Written problem:
Pull out every line below that contains the word "如果样品需要消解".

Listing:
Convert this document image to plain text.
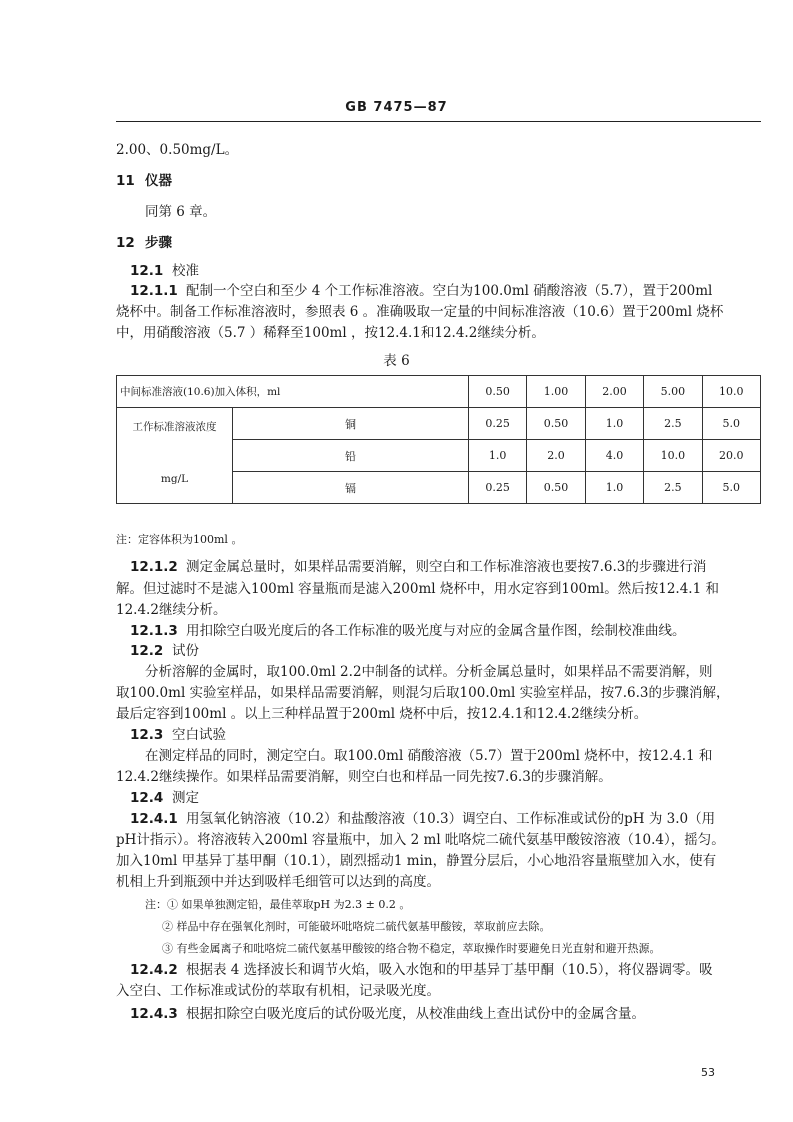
GB 7475—87
2.00、0.50mg/L。
11 仪器
同第 6 章。
12 步骤
12.1 校准
12.1.1 配制一个空白和至少 4 个工作标准溶液。空白为100.0ml 硝酸溶液（5.7），置于200ml
烧杯中。制备工作标准溶液时，参照表 6 。准确吸取一定量的中间标准溶液（10.6）置于200ml 烧杯
中，用硝酸溶液（5.7 ）稀释至100ml ，按12.4.1和12.4.2继续分析。
表 6
中间标准溶液(10.6)加入体积，ml		0.50	1.00	2.00	5.00	10.0

工作标准溶液浓度
mg/L	铜	0.25	0.50	1.0	2.5	5.0
	铅	1.0	2.0	4.0	10.0	20.0
	镉	0.25	0.50	1.0	2.5	5.0
注：定容体积为100ml 。
12.1.2 测定金属总量时，如果样品需要消解，则空白和工作标准溶液也要按7.6.3的步骤进行消
解。但过滤时不是滤入100ml 容量瓶而是滤入200ml 烧杯中，用水定容到100ml。然后按12.4.1 和
12.4.2继续分析。
12.1.3 用扣除空白吸光度后的各工作标准的吸光度与对应的金属含量作图，绘制校准曲线。
12.2 试份
分析溶解的金属时，取100.0ml 2.2中制备的试样。分析金属总量时，如果样品不需要消解，则
取100.0ml 实验室样品，如果样品需要消解，则混匀后取100.0ml 实验室样品，按7.6.3的步骤消解，
最后定容到100ml 。以上三种样品置于200ml 烧杯中后，按12.4.1和12.4.2继续分析。
12.3 空白试验
在测定样品的同时，测定空白。取100.0ml 硝酸溶液（5.7）置于200ml 烧杯中，按12.4.1 和
12.4.2继续操作。如果样品需要消解，则空白也和样品一同先按7.6.3的步骤消解。
12.4 测定
12.4.1 用氢氧化钠溶液（10.2）和盐酸溶液（10.3）调空白、工作标准或试份的pH 为 3.0（用
pH计指示）。将溶液转入200ml 容量瓶中，加入 2 ml 吡咯烷二硫代氨基甲酸铵溶液（10.4），摇匀。
加入10ml 甲基异丁基甲酮（10.1），剧烈摇动1 min，静置分层后，小心地沿容量瓶壁加入水，使有
机相上升到瓶颈中并达到吸样毛细管可以达到的高度。
注：① 如果单独测定铅，最佳萃取pH 为2.3 ± 0.2 。
② 样品中存在强氧化剂时，可能破坏吡咯烷二硫代氨基甲酸铵，萃取前应去除。
③ 有些金属离子和吡咯烷二硫代氨基甲酸铵的络合物不稳定，萃取操作时要避免日光直射和避开热源。
12.4.2 根据表 4 选择波长和调节火焰，吸入水饱和的甲基异丁基甲酮（10.5），将仪器调零。吸
入空白、工作标准或试份的萃取有机相，记录吸光度。
12.4.3 根据扣除空白吸光度后的试份吸光度，从校准曲线上查出试份中的金属含量。
53
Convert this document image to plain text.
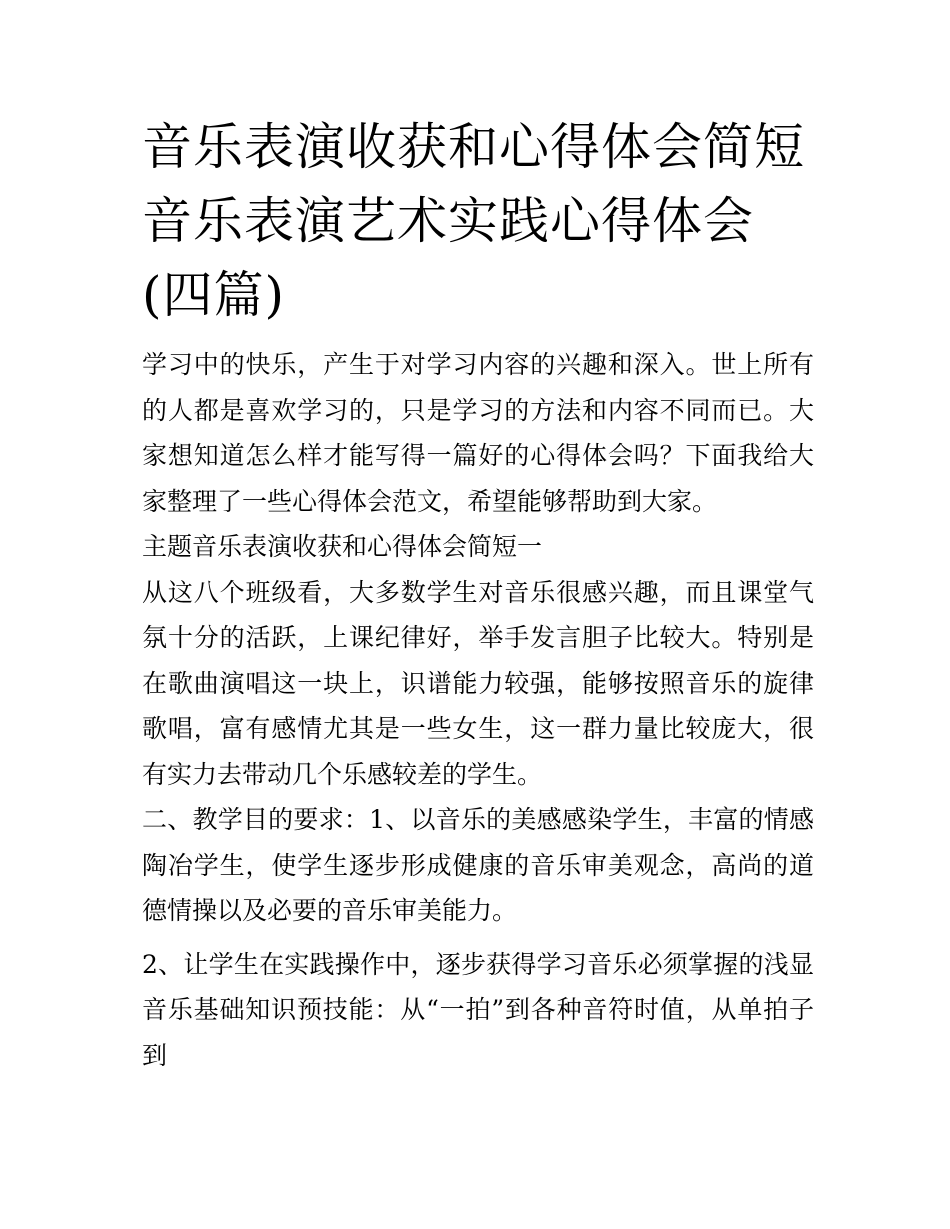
音乐表演收获和心得体会简短音乐表演艺术实践心得体会(四篇)

学习中的快乐，产生于对学习内容的兴趣和深入。世上所有的人都是喜欢学习的，只是学习的方法和内容不同而已。大家想知道怎么样才能写得一篇好的心得体会吗？下面我给大家整理了一些心得体会范文，希望能够帮助到大家。

主题音乐表演收获和心得体会简短一

从这八个班级看，大多数学生对音乐很感兴趣，而且课堂气氛十分的活跃，上课纪律好，举手发言胆子比较大。特别是在歌曲演唱这一块上，识谱能力较强，能够按照音乐的旋律歌唱，富有感情尤其是一些女生，这一群力量比较庞大，很有实力去带动几个乐感较差的学生。

二、教学目的要求：1、以音乐的美感感染学生，丰富的情感陶冶学生，使学生逐步形成健康的音乐审美观念，高尚的道德情操以及必要的音乐审美能力。

2、让学生在实践操作中，逐步获得学习音乐必须掌握的浅显音乐基础知识预技能：从“一拍”到各种音符时值，从单拍子到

Written solution:
12.1.2 测定金属总量时，如果样品需要消解，则空白和工作标准溶液也要按7.6.3的步骤进行消
取100.0ml 实验室样品，如果样品需要消解，则混匀后取100.0ml 实验室样品，按7.6.3的步骤消解，
12.4.2继续操作。如果样品需要消解，则空白也和样品一同先按7.6.3的步骤消解。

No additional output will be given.